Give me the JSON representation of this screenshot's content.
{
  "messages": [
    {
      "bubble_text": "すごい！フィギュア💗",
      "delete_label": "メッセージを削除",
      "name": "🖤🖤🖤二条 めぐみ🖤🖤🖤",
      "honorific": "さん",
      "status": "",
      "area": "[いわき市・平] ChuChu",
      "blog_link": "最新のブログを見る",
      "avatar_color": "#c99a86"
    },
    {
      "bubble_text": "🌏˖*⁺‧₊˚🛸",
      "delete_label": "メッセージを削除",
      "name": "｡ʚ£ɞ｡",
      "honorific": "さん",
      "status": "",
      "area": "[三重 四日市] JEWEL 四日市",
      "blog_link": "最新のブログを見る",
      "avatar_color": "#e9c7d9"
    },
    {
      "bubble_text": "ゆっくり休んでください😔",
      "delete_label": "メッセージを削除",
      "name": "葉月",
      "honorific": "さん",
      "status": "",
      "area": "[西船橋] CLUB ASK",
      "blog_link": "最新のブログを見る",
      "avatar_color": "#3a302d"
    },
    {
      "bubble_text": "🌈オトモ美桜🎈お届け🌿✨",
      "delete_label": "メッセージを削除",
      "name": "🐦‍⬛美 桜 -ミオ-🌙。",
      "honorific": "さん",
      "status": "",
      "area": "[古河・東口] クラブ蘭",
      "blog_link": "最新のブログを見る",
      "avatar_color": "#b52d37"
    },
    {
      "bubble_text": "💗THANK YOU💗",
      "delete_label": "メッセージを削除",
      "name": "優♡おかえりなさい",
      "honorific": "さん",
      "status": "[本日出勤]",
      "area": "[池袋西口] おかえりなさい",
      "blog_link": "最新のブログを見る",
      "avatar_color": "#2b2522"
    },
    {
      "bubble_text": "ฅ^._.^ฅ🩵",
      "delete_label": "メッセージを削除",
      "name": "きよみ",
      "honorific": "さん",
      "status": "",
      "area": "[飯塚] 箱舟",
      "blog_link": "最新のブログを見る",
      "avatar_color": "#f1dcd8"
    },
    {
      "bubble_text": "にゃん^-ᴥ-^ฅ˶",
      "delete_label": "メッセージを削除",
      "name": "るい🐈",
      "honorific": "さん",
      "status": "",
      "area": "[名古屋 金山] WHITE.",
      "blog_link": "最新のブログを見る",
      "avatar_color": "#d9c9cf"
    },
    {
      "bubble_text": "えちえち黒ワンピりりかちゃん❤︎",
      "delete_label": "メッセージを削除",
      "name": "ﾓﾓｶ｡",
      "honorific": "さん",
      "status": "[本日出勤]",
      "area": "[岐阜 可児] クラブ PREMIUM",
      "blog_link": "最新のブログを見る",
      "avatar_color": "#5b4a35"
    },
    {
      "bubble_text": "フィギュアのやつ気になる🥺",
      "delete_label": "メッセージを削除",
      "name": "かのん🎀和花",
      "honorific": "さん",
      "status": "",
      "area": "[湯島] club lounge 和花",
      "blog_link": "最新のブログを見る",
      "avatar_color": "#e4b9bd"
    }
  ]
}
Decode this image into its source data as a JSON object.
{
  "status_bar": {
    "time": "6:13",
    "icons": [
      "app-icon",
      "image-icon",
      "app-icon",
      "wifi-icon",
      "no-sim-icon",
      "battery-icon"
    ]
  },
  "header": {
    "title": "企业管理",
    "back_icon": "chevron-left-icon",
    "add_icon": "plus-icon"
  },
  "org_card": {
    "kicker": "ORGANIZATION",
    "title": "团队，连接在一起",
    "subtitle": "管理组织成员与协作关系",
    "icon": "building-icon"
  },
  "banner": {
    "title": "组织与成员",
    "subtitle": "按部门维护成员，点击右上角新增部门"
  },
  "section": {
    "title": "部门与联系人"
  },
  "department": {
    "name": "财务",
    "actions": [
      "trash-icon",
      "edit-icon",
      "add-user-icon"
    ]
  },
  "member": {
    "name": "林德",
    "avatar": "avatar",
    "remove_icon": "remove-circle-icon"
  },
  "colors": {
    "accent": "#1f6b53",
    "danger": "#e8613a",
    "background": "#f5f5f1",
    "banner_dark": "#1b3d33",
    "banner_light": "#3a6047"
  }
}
────────────────
_What the task asks_:
Each record above should be output again exactly.

_Written response_:
Give me the JSON representation of this screenshot's content.
{
  "messages": [
    {
      "bubble_text": "すごい！フィギュア💗",
      "delete_label": "メッセージを削除",
      "name": "🖤🖤🖤二条 めぐみ🖤🖤🖤",
      "honorific": "さん",
      "status": "",
      "area": "[いわき市・平] ChuChu",
      "blog_link": "最新のブログを見る",
      "avatar_color": "#c99a86"
    },
    {
      "bubble_text": "🌏˖*⁺‧₊˚🛸",
      "delete_label": "メッセージを削除",
      "name": "｡ʚ£ɞ｡",
      "honorific": "さん",
      "status": "",
      "area": "[三重 四日市] JEWEL 四日市",
      "blog_link": "最新のブログを見る",
      "avatar_color": "#e9c7d9"
    },
    {
      "bubble_text": "ゆっくり休んでください😔",
      "delete_label": "メッセージを削除",
      "name": "葉月",
      "honorific": "さん",
      "status": "",
      "area": "[西船橋] CLUB ASK",
      "blog_link": "最新のブログを見る",
      "avatar_color": "#3a302d"
    },
    {
      "bubble_text": "🌈オトモ美桜🎈お届け🌿✨",
      "delete_label": "メッセージを削除",
      "name": "🐦‍⬛美 桜 -ミオ-🌙。",
      "honorific": "さん",
      "status": "",
      "area": "[古河・東口] クラブ蘭",
      "blog_link": "最新のブログを見る",
      "avatar_color": "#b52d37"
    },
    {
      "bubble_text": "💗THANK YOU💗",
      "delete_label": "メッセージを削除",
      "name": "優♡おかえりなさい",
      "honorific": "さん",
      "status": "[本日出勤]",
      "area": "[池袋西口] おかえりなさい",
      "blog_link": "最新のブログを見る",
      "avatar_color": "#2b2522"
    },
    {
      "bubble_text": "ฅ^._.^ฅ🩵",
      "delete_label": "メッセージを削除",
      "name": "きよみ",
      "honorific": "さん",
      "status": "",
      "area": "[飯塚] 箱舟",
      "blog_link": "最新のブログを見る",
      "avatar_color": "#f1dcd8"
    },
    {
      "bubble_text": "にゃん^-ᴥ-^ฅ˶",
      "delete_label": "メッセージを削除",
      "name": "るい🐈",
      "honorific": "さん",
      "status": "",
      "area": "[名古屋 金山] WHITE.",
      "blog_link": "最新のブログを見る",
      "avatar_color": "#d9c9cf"
    },
    {
      "bubble_text": "えちえち黒ワンピりりかちゃん❤︎",
      "delete_label": "メッセージを削除",
      "name": "ﾓﾓｶ｡",
      "honorific": "さん",
      "status": "[本日出勤]",
      "area": "[岐阜 可児] クラブ PREMIUM",
      "blog_link": "最新のブログを見る",
      "avatar_color": "#5b4a35"
    },
    {
      "bubble_text": "フィギュアのやつ気になる🥺",
      "delete_label": "メッセージを削除",
      "name": "かのん🎀和花",
      "honorific": "さん",
      "status": "",
      "area": "[湯島] club lounge 和花",
      "blog_link": "最新のブログを見る",
      "avatar_color": "#e4b9bd"
    }
  ]
}
Decode this image into its source data as a JSON object.
{
  "status_bar": {
    "time": "6:13",
    "icons": [
      "app-icon",
      "image-icon",
      "app-icon",
      "wifi-icon",
      "no-sim-icon",
      "battery-icon"
    ]
  },
  "header": {
    "title": "企业管理",
    "back_icon": "chevron-left-icon",
    "add_icon": "plus-icon"
  },
  "org_card": {
    "kicker": "ORGANIZATION",
    "title": "团队，连接在一起",
    "subtitle": "管理组织成员与协作关系",
    "icon": "building-icon"
  },
  "banner": {
    "title": "组织与成员",
    "subtitle": "按部门维护成员，点击右上角新增部门"
  },
  "section": {
    "title": "部门与联系人"
  },
  "department": {
    "name": "财务",
    "actions": [
      "trash-icon",
      "edit-icon",
      "add-user-icon"
    ]
  },
  "member": {
    "name": "林德",
    "avatar": "avatar",
    "remove_icon": "remove-circle-icon"
  },
  "colors": {
    "accent": "#1f6b53",
    "danger": "#e8613a",
    "background": "#f5f5f1",
    "banner_dark": "#1b3d33",
    "banner_light": "#3a6047"
  }
}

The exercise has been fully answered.